DATASET EXCERPTS
[Start]
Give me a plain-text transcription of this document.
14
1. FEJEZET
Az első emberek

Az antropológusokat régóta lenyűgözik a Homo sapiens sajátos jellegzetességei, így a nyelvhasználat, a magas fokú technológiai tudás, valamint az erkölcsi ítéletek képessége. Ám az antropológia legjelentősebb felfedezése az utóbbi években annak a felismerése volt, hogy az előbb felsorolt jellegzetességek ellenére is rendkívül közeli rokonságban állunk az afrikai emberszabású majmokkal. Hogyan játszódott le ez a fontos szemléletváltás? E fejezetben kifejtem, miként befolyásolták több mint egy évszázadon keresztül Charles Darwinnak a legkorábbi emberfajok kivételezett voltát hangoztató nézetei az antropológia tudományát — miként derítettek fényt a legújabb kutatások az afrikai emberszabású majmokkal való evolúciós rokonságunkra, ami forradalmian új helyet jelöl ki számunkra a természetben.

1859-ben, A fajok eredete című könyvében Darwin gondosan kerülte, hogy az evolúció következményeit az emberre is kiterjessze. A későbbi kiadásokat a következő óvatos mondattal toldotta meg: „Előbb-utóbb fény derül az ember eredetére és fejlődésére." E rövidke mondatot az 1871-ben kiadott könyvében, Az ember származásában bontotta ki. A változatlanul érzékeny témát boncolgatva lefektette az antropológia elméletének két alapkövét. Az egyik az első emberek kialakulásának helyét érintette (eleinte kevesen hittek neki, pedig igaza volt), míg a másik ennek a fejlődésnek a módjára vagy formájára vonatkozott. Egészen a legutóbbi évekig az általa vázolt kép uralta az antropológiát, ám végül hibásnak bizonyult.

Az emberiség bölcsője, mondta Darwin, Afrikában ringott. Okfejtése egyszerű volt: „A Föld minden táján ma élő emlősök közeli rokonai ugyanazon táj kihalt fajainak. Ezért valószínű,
[End]
THE TASK
Tally up the lines with the word "antropológia" in them, and answer with that number by itself.

SOLUTION TO THIS PROBLEM
2